§ **Task instructions**:
Find every line of the listing below where "المسلمون" appears, and copy it.

§ **Stored records**:
--- --- ---

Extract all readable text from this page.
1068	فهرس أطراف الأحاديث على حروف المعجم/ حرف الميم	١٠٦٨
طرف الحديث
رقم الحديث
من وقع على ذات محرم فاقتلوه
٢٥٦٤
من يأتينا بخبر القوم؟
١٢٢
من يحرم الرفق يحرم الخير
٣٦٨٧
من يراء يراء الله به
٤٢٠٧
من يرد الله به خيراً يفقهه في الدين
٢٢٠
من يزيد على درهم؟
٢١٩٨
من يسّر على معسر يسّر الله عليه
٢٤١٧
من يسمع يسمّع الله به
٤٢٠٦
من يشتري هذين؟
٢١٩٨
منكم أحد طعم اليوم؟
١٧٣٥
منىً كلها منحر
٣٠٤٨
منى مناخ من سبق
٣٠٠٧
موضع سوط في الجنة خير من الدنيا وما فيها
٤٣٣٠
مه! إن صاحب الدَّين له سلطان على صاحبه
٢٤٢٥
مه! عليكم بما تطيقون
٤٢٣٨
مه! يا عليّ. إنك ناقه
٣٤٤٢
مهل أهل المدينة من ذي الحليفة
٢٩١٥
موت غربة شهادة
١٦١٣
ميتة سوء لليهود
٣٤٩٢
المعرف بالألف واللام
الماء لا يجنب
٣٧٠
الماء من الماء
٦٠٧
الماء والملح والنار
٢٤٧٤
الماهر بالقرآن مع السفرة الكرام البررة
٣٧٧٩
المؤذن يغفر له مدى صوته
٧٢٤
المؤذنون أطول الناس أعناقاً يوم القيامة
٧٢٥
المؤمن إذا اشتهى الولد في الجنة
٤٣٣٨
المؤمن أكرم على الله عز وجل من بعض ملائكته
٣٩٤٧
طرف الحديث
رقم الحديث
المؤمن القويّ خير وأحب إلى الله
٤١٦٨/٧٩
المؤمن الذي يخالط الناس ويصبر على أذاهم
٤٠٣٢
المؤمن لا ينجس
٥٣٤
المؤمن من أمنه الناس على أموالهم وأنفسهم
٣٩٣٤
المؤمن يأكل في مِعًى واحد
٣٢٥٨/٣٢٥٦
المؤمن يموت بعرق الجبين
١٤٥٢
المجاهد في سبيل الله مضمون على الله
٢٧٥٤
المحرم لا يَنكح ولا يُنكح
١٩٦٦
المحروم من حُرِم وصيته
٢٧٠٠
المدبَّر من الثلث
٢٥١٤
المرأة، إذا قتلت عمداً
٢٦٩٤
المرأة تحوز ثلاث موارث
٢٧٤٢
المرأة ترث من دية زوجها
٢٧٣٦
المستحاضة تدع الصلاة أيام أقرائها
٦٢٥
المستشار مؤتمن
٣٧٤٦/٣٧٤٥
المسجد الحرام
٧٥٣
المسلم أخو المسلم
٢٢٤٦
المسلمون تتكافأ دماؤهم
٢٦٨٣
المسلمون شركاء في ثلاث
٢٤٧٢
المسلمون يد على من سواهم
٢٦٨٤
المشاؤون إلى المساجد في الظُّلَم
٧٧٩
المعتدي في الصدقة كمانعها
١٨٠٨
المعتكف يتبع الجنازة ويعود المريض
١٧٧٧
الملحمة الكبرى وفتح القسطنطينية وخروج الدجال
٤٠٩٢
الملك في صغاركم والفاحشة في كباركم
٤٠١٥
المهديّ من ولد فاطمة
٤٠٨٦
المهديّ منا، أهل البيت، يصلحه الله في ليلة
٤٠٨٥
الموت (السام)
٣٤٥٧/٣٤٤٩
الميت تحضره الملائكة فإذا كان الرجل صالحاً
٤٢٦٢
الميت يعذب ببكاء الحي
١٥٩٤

--- --- ---

§ **Reply**:
المسلمون تتكافأ دماؤهم
المسلمون شركاء في ثلاث
المسلمون يد على من سواهم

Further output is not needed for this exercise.